_Task objective_
The records underneath are to be repeated exactly, with the pictures left out.

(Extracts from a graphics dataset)
★ ★ ★ ★

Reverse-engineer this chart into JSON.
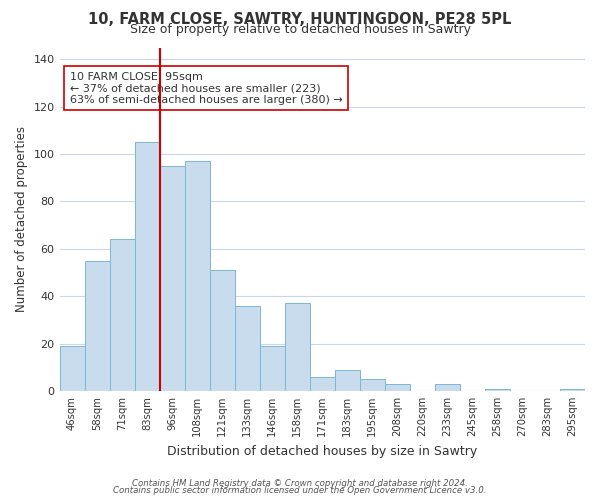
{
  "title": "10, FARM CLOSE, SAWTRY, HUNTINGDON, PE28 5PL",
  "subtitle": "Size of property relative to detached houses in Sawtry",
  "xlabel": "Distribution of detached houses by size in Sawtry",
  "ylabel": "Number of detached properties",
  "bar_labels": [
    "46sqm",
    "58sqm",
    "71sqm",
    "83sqm",
    "96sqm",
    "108sqm",
    "121sqm",
    "133sqm",
    "146sqm",
    "158sqm",
    "171sqm",
    "183sqm",
    "195sqm",
    "208sqm",
    "220sqm",
    "233sqm",
    "245sqm",
    "258sqm",
    "270sqm",
    "283sqm",
    "295sqm"
  ],
  "bar_values": [
    19,
    55,
    64,
    105,
    95,
    97,
    51,
    36,
    19,
    37,
    6,
    9,
    5,
    3,
    0,
    3,
    0,
    1,
    0,
    0,
    1
  ],
  "bar_color": "#c8dcee",
  "bar_edge_color": "#7ab8d4",
  "vline_color": "#cc0000",
  "vline_index": 4,
  "annotation_text": "10 FARM CLOSE: 95sqm\n← 37% of detached houses are smaller (223)\n63% of semi-detached houses are larger (380) →",
  "annotation_box_color": "#ffffff",
  "annotation_box_edge": "#cc0000",
  "ylim": [
    0,
    145
  ],
  "yticks": [
    0,
    20,
    40,
    60,
    80,
    100,
    120,
    140
  ],
  "footer1": "Contains HM Land Registry data © Crown copyright and database right 2024.",
  "footer2": "Contains public sector information licensed under the Open Government Licence v3.0.",
  "background_color": "#ffffff",
  "grid_color": "#c8d8e8"
}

★ ★ ★ ★

_Solution below_
Reverse-engineer this chart into JSON.
{
  "title": "10, FARM CLOSE, SAWTRY, HUNTINGDON, PE28 5PL",
  "subtitle": "Size of property relative to detached houses in Sawtry",
  "xlabel": "Distribution of detached houses by size in Sawtry",
  "ylabel": "Number of detached properties",
  "bar_labels": [
    "46sqm",
    "58sqm",
    "71sqm",
    "83sqm",
    "96sqm",
    "108sqm",
    "121sqm",
    "133sqm",
    "146sqm",
    "158sqm",
    "171sqm",
    "183sqm",
    "195sqm",
    "208sqm",
    "220sqm",
    "233sqm",
    "245sqm",
    "258sqm",
    "270sqm",
    "283sqm",
    "295sqm"
  ],
  "bar_values": [
    19,
    55,
    64,
    105,
    95,
    97,
    51,
    36,
    19,
    37,
    6,
    9,
    5,
    3,
    0,
    3,
    0,
    1,
    0,
    0,
    1
  ],
  "bar_color": "#c8dcee",
  "bar_edge_color": "#7ab8d4",
  "vline_color": "#cc0000",
  "vline_index": 4,
  "annotation_text": "10 FARM CLOSE: 95sqm\n← 37% of detached houses are smaller (223)\n63% of semi-detached houses are larger (380) →",
  "annotation_box_color": "#ffffff",
  "annotation_box_edge": "#cc0000",
  "ylim": [
    0,
    145
  ],
  "yticks": [
    0,
    20,
    40,
    60,
    80,
    100,
    120,
    140
  ],
  "footer1": "Contains HM Land Registry data © Crown copyright and database right 2024.",
  "footer2": "Contains public sector information licensed under the Open Government Licence v3.0.",
  "background_color": "#ffffff",
  "grid_color": "#c8d8e8"
}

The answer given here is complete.